* [Material for this task]
········

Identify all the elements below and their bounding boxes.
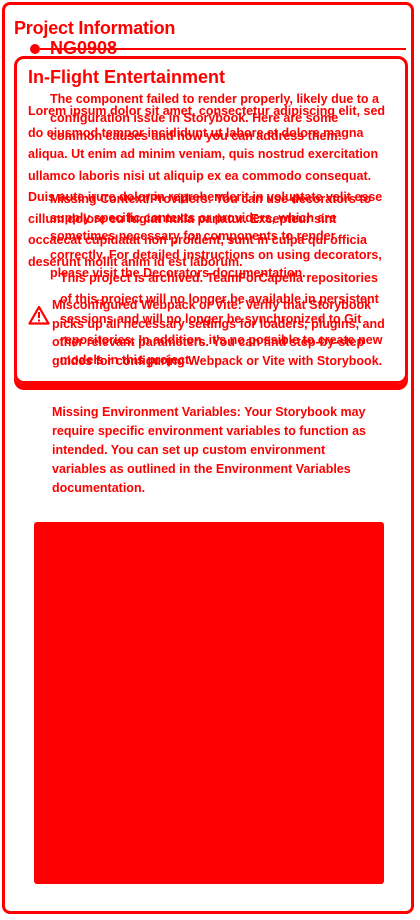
- card-title: In-Flight Entertainment: [28, 67, 225, 87]
- error-missing-env: Missing Environment Variables: Your Stor…: [52, 405, 366, 495]
- error-misconfigured: Misconfigured Webpack or Vite: Verify th…: [52, 298, 385, 368]
- section-title: Project Information: [14, 18, 176, 38]
- warning-icon: [28, 305, 50, 330]
- status-dot-icon: [30, 43, 40, 54]
- content-placeholder: [34, 522, 384, 884]
- divider: [40, 48, 406, 50]
- error-intro: The component failed to render properly,…: [50, 92, 379, 143]
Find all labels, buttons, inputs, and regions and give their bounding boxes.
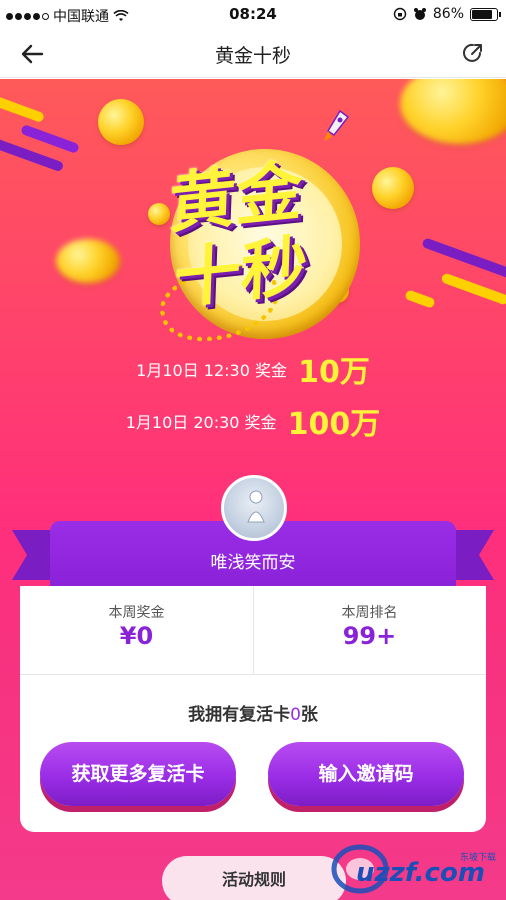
share-icon[interactable] — [460, 40, 486, 66]
weekly-rank-label: 本周排名 — [341, 605, 398, 621]
watermark-small-text: 东坡下载 — [460, 853, 497, 863]
alarm-icon — [413, 8, 426, 20]
weekly-prize-value: ¥0 — [119, 622, 154, 650]
decor-stripe — [404, 289, 436, 309]
username: 唯浅笑而安 — [210, 553, 296, 573]
decor-stripe — [0, 94, 46, 124]
coin-decor — [98, 99, 144, 145]
status-bar: 中国联通 08:24 86% — [0, 0, 506, 30]
get-more-revive-cards-button[interactable]: 获取更多复活卡 — [40, 742, 236, 806]
stats-card: 本周奖金 ¥0 本周排名 99+ 我拥有复活卡0张 获取更多复活卡 输入邀请码 — [20, 586, 486, 832]
prize-amount-2: 100万 — [287, 407, 381, 442]
status-right: 86% — [393, 6, 501, 22]
prize-line-1: 1月10日 12:30 奖金 10万 — [0, 347, 506, 391]
decor-stripe — [421, 237, 506, 281]
revive-prefix: 我拥有复活卡 — [188, 705, 291, 725]
battery-icon — [470, 7, 501, 21]
enter-invite-code-button[interactable]: 输入邀请码 — [268, 742, 464, 806]
prize-schedule-1: 1月10日 12:30 奖金 — [136, 361, 287, 380]
prize-line-2: 1月10日 20:30 奖金 100万 — [0, 399, 506, 443]
decor-stripe — [440, 272, 506, 306]
prize-schedule-2: 1月10日 20:30 奖金 — [125, 413, 277, 432]
coin-decor — [56, 239, 120, 283]
activity-rules-button[interactable]: 活动规则 — [162, 856, 346, 900]
nav-bar: 黄金十秒 — [0, 30, 506, 78]
weekly-rank-value: 99+ — [342, 622, 397, 650]
prize-amount-1: 10万 — [298, 355, 370, 390]
revive-count: 0 — [290, 705, 301, 725]
revive-suffix: 张 — [300, 705, 318, 725]
avatar[interactable] — [221, 475, 287, 541]
battery-fill — [472, 9, 492, 19]
logo-text-line2: 十秒 — [172, 227, 309, 318]
avatar-figure-icon — [247, 490, 265, 523]
rotation-lock-icon — [393, 7, 407, 21]
card-divider — [20, 674, 486, 675]
coin-decor — [400, 79, 506, 144]
page-title: 黄金十秒 — [214, 45, 291, 67]
battery-percent: 86% — [432, 6, 464, 22]
revive-card-info: 我拥有复活卡0张 — [20, 700, 486, 725]
weekly-prize-label: 本周奖金 — [108, 605, 165, 621]
rocket-icon — [324, 109, 350, 141]
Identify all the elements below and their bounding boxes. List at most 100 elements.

········

* [Objective]
Output every line of the data above as a numbered list, without blank lines and without the pictures.

* [Correct response]
1. Identify all the elements below and their bounding boxes.
2. - card-title: In-Flight Entertainment: [28, 67, 225, 87]
3. - error-missing-env: Missing Environment Variables: Your Stor…: [52, 405, 366, 495]
4. - error-misconfigured: Misconfigured Webpack or Vite: Verify th…: [52, 298, 385, 368]
5. - section-title: Project Information: [14, 18, 176, 38]
6. - warning-icon: [28, 305, 50, 330]
7. - status-dot-icon: [30, 43, 40, 54]
8. - content-placeholder: [34, 522, 384, 884]
9. - divider: [40, 48, 406, 50]
10. - error-intro: The component failed to render properly,…: [50, 92, 379, 143]
11. Find all labels, buttons, inputs, and regions and give their bounding boxes.
12. share-icon[interactable] — [460, 40, 486, 66]
13. weekly-rank-label: 本周排名 — [341, 605, 398, 621]
14. watermark-small-text: 东坡下载 — [460, 853, 497, 863]
15. alarm-icon — [413, 8, 426, 20]
16. weekly-prize-value: ¥0 — [119, 622, 154, 650]
17. decor-stripe — [404, 289, 436, 309]
18. username: 唯浅笑而安 — [210, 553, 296, 573]
19. decor-stripe — [0, 94, 46, 124]
20. coin-decor — [98, 99, 144, 145]
21. status-bar: 中国联通 08:24 86% — [0, 0, 506, 30]
22. get-more-revive-cards-button[interactable]: 获取更多复活卡 — [40, 742, 236, 806]
23. stats-card: 本周奖金 ¥0 本周排名 99+ 我拥有复活卡0张 获取更多复活卡 输入邀请码 — [20, 586, 486, 832]
24. prize-amount-2: 100万 — [287, 407, 381, 442]
25. status-right: 86% — [393, 6, 501, 22]
26. prize-line-1: 1月10日 12:30 奖金 10万 — [0, 347, 506, 391]
27. decor-stripe — [421, 237, 506, 281]
28. revive-prefix: 我拥有复活卡 — [188, 705, 291, 725]
29. battery-icon — [470, 7, 501, 21]
30. enter-invite-code-button[interactable]: 输入邀请码 — [268, 742, 464, 806]
31. prize-schedule-1: 1月10日 12:30 奖金 — [136, 361, 287, 380]
32. prize-line-2: 1月10日 20:30 奖金 100万 — [0, 399, 506, 443]
33. decor-stripe — [440, 272, 506, 306]
34. prize-schedule-2: 1月10日 20:30 奖金 — [125, 413, 277, 432]
35. coin-decor — [56, 239, 120, 283]
36. activity-rules-button[interactable]: 活动规则 — [162, 856, 346, 900]
37. nav-bar: 黄金十秒 — [0, 30, 506, 78]
38. weekly-rank-value: 99+ — [342, 622, 397, 650]
39. prize-amount-1: 10万 — [298, 355, 370, 390]
40. revive-count: 0 — [290, 705, 301, 725]
41. revive-suffix: 张 — [300, 705, 318, 725]
42. avatar[interactable] — [221, 475, 287, 541]
43. battery-fill — [472, 9, 492, 19]
44. logo-text-line2: 十秒 — [172, 227, 309, 318]
45. avatar-figure-icon — [247, 490, 265, 523]
46. rotation-lock-icon — [393, 7, 407, 21]
47. card-divider — [20, 674, 486, 675]
48. coin-decor — [400, 79, 506, 144]
49. page-title: 黄金十秒 — [214, 45, 291, 67]
50. battery-percent: 86% — [432, 6, 464, 22]
51. revive-card-info: 我拥有复活卡0张 — [20, 700, 486, 725]
52. weekly-prize-label: 本周奖金 — [108, 605, 165, 621]
53. rocket-icon — [324, 109, 350, 141]
54. Identify all the elements below and their bounding boxes. List at most 100 elements.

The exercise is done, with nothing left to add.